-- BEGIN TEXT TO READ --
Heeeeeere's Johnny's legacy: The Tonight Show's golden age.

For 30 years Johnny Carson was the face of the Tonight Show. When he signed off in 1992, an era ended.

Heeeeeere's Johnny's legacy: The Tonight Show's golden age.

Thirty-one years ago tonight, on May 21, 1992, legendary late night talk show comedian Johnny Carson hosted his last-ever broadcast of the long-running Tonight Show with guests. Robin Williams and Bette Midler were among them. That particular show was a rare gem, so much that it helped boost The Tonight Show to an Emmy award for Outstanding Late-Night. It was the second to last episode featuring Carson. The next night, May 22, was a retrospective and farewell, at the end of which he signed off forever. Many people in America felt an epoch ended that night, and in many ways it did.

The Tonight Show is a cornerstone not just of television history but of American culture in the post-World War II era. It's run on NBC continuously since September 1954, making it one of the longest-running shows of all time--only Meet the Press and Today have had longer runs--and generations have grown up with its hosts. Jimmy Fallon currently hosts the show, having taken over for Jay Leno in February 2014. But arguably the golden age of The Tonight Show was the Carson epoch which lasted three decades, beginning in October 1962 and ending in May 1992. Carson himself was controversial and problematic, and looking back on it now that era of The Tonight Show wouldn't hold up under modern sensibilities. Yet its impact on the cultural landscape of America is undeniable.

It's not fair to say that Carson was unknown when he took over the show in 1962, but he certainly wasn't the star he was later to become. After growing up in Omaha, Nebraska, Carson got started in TV in the Midwest and moved to L.A. in the early 1950s. His big break was as an understudy for comedian Red Skelton, who somehow managed to knock himself unconscious an hour before his show. Carson filled in and got big laughs. In 1962 NBC was desperate to find a new host to replace Jack Paar on their struggling late-night talk show, The Tonight Show. Paar had a troubled relationship with NBC. Still, Carson was the network's fifth choice. Jackie Gleason, Bob Newhart, Groucho Marx and Rat Pack member Joey Bishop all declined. Carson took the gig and went on the air on October 1, 1962. With his glib style and penchant for wheedling funny lines out of guests, Carson made the show a hit.
-- END TEXT TO READ --
-- BEGIN MATERIAL PROVIDED --
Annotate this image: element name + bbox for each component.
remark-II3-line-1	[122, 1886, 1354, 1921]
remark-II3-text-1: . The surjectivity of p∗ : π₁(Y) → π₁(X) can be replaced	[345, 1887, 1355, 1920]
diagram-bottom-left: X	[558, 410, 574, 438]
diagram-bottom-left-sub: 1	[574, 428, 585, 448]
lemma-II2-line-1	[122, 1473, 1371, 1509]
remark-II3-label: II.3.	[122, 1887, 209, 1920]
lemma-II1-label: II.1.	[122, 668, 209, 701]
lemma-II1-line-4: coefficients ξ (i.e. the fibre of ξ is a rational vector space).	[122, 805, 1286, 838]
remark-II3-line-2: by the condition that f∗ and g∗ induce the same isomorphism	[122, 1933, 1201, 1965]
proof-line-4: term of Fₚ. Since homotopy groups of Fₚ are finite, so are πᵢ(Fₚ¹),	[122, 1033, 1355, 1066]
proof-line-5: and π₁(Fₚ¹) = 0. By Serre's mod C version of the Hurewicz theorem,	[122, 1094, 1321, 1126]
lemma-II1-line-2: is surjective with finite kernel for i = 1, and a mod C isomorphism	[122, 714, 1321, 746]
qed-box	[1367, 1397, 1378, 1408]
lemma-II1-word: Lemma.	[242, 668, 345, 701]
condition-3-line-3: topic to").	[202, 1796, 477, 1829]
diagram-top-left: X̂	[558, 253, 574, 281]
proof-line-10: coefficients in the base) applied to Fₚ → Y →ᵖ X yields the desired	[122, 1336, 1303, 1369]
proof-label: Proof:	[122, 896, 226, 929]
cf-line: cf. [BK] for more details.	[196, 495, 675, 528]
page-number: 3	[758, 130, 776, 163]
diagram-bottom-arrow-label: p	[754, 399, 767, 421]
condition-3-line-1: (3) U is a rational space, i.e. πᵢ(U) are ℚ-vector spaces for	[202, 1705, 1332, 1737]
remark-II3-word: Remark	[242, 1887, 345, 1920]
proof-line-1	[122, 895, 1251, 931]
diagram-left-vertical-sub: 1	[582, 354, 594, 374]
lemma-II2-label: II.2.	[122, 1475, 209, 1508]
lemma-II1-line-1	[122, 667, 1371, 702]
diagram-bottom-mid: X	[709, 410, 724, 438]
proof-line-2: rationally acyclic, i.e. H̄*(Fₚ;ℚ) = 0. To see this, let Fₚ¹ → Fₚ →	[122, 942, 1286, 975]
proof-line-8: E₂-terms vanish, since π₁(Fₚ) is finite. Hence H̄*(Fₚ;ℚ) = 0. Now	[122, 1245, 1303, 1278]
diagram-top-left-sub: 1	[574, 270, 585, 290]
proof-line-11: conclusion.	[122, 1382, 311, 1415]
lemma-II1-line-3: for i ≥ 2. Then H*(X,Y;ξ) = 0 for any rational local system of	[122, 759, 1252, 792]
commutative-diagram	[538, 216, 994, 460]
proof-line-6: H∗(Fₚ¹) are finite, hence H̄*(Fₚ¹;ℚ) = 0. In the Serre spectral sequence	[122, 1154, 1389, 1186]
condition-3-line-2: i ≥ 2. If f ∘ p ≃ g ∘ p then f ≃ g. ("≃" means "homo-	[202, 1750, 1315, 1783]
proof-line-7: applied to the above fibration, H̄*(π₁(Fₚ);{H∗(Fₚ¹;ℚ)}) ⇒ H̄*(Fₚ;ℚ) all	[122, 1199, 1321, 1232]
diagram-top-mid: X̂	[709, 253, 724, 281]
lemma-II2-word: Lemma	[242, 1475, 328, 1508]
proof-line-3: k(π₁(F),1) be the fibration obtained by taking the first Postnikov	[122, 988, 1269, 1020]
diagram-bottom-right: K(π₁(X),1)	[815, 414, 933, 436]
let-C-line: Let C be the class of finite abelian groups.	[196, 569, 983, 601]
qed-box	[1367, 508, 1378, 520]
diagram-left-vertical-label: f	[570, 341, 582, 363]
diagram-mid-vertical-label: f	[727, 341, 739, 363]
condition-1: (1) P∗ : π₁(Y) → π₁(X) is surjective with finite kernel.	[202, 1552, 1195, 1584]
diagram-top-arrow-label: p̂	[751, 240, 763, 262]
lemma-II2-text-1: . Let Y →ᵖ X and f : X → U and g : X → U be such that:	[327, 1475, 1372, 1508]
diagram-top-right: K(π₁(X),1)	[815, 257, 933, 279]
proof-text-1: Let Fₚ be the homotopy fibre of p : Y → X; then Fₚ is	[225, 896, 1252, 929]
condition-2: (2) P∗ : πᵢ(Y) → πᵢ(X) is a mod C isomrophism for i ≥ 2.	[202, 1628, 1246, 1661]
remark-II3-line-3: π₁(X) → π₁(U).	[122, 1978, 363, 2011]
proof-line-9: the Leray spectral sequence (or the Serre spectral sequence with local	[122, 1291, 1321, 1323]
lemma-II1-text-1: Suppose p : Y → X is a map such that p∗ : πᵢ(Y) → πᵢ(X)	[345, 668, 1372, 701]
-- END MATERIAL PROVIDED --
EXERCISE REQUIREMENTS —
1) According to the Tonight Show article, on what date did Carson first go on the air as host?
2) Reproduce word for word the part of the Tonight Show article starting with "Thirty-one years ago" and going on through "ways it did.".

RESULTS OF THE TASKS —
1) October 1, 1962.

2)
Thirty-one years ago tonight, on May 21, 1992, legendary late night talk show comedian Johnny Carson hosted his last-ever broadcast of the long-running Tonight Show with guests. Robin Williams and Bette Midler were among them. That particular show was a rare gem, so much that it helped boost The Tonight Show to an Emmy award for Outstanding Late-Night. It was the second to last episode featuring Carson. The next night, May 22, was a retrospective and farewell, at the end of which he signed off forever. Many people in America felt an epoch ended that night, and in many ways it did.